EXERCISE TASK A ▸
Please copy, character for character, the stretch of the records from their first line through the line containing "last-price-label: 1.06394 bbox=[1443, 690, 1484, 702]", with both ends included.

DOCUMENT EXCERPT ▸
+ + +
Hypercomputation is the theory of methods for the computation of non-recursive[?] functions. The classes of functions which they can compute is studied in the field known as recursion theory.

Hypercomputation was first introduced by Alan Turing in his 1939 paper Systems of logic based on ordinals, which investigated mathematical systems in which an oracle was available to compute a single arbitrary (non-recursive) function from naturals to naturals.

Other posited kinds of hypercomputer include:

  • A quantum mechanical system which somehow uses (for example) an infinite superposition of states to compute a non-recursive function.
  • A Turing machine which is running for an infinite period of time (perhaps the observer is being dropped into a black hole).
  • A Turing machine which is accelerating exponentially (in a Newtonian universe, such a gadget might operate by manufacturing a clone of itself which was only half the size and operated at twice the speed).
+ + +
(Layout coordinate data)
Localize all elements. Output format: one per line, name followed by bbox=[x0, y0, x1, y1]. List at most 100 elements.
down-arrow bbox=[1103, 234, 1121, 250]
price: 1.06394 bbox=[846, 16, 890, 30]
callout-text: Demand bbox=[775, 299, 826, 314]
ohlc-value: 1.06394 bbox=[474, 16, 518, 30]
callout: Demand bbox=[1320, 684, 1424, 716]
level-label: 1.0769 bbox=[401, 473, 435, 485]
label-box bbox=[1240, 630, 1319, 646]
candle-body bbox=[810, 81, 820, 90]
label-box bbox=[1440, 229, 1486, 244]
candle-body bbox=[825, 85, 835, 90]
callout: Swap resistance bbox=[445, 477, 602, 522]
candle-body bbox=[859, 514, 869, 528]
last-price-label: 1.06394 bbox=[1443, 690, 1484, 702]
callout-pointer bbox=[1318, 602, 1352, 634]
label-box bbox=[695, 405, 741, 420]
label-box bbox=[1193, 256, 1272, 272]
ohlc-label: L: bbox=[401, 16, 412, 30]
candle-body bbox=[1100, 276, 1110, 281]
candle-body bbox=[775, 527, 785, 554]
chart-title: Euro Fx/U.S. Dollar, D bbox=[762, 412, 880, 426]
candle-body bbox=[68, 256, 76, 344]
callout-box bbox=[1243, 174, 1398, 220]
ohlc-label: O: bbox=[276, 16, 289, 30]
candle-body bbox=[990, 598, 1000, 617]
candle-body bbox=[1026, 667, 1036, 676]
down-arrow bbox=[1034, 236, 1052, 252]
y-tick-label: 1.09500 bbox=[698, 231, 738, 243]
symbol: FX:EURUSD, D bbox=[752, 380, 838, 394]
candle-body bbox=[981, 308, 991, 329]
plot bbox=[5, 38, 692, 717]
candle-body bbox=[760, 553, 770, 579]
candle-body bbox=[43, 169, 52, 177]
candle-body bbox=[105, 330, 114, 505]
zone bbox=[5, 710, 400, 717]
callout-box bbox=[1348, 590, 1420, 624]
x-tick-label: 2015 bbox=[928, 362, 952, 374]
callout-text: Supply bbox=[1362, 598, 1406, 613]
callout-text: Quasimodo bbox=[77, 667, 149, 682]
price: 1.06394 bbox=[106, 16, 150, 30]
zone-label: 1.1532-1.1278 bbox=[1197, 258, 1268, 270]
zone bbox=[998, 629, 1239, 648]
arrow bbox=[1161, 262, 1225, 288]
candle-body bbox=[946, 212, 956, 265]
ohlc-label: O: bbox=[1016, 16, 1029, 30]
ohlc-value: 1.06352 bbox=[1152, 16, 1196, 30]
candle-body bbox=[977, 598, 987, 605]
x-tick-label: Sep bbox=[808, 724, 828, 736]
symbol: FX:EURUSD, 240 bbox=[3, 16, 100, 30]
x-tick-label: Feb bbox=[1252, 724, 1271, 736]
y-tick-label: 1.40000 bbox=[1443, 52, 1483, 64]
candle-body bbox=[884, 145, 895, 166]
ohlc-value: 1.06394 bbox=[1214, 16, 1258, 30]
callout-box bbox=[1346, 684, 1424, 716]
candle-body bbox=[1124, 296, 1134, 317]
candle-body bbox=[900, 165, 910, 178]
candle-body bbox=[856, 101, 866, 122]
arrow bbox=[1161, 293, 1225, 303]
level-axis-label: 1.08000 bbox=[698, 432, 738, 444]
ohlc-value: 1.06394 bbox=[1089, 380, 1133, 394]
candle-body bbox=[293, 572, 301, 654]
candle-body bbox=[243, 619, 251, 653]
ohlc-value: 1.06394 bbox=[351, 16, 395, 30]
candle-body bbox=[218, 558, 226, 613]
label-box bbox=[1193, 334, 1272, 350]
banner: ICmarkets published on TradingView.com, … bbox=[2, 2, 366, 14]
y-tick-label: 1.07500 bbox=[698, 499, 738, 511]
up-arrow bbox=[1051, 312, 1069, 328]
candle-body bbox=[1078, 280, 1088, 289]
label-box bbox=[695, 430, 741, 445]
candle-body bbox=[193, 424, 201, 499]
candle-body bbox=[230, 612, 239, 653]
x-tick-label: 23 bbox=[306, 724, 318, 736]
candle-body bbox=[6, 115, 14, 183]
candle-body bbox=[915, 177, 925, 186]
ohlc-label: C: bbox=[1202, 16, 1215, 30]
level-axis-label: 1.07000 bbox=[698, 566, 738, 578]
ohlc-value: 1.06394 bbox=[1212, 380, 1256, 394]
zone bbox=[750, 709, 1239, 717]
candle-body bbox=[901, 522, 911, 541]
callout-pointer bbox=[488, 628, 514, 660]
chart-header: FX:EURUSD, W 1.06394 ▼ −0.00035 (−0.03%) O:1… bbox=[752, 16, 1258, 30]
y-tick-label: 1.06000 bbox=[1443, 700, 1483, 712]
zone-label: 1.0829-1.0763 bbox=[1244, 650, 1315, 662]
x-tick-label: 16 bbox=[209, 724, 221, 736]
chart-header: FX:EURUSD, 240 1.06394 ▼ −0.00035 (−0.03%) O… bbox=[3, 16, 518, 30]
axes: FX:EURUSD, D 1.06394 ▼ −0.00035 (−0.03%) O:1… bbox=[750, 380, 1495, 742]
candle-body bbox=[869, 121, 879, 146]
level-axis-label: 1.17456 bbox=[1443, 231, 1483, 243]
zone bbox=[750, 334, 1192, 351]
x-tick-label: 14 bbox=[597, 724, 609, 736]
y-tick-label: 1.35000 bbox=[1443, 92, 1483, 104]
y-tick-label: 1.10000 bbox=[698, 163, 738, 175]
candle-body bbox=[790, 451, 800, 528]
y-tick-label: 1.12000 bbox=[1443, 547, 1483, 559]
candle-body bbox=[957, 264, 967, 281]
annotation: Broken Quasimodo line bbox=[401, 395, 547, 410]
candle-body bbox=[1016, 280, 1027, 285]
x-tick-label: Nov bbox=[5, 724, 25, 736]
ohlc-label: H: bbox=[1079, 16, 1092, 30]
+ + +
EXERCISE TASK B ▸
Carry on the hypercomputation text from its last sentence.

OUTPUT A ▸
Localize all elements. Output format: one per line, name followed by bbox=[x0, y0, x1, y1]. List at most 100 elements.
down-arrow bbox=[1103, 234, 1121, 250]
price: 1.06394 bbox=[846, 16, 890, 30]
callout-text: Demand bbox=[775, 299, 826, 314]
ohlc-value: 1.06394 bbox=[474, 16, 518, 30]
callout: Demand bbox=[1320, 684, 1424, 716]
level-label: 1.0769 bbox=[401, 473, 435, 485]
label-box bbox=[1240, 630, 1319, 646]
candle-body bbox=[810, 81, 820, 90]
label-box bbox=[1440, 229, 1486, 244]
candle-body bbox=[825, 85, 835, 90]
callout: Swap resistance bbox=[445, 477, 602, 522]
candle-body bbox=[859, 514, 869, 528]
last-price-label: 1.06394 bbox=[1443, 690, 1484, 702]

OUTPUT B ▸
  • A non-deterministic Turing machine which has a preference ordering over its final states.
  • An analog computer might be able to perform hypercomputation if physics admits real variables (not just computable reals), and these are in some way "harnessable" for computation. This might require quite outlandish laws of physics (for example, a measurable physical constant with the value Ω).

At this stage, none of these devices seem physically plausible, and so hypercomputers are likely to remain a mathematical fiction.

See also: the Church-Turing thesis.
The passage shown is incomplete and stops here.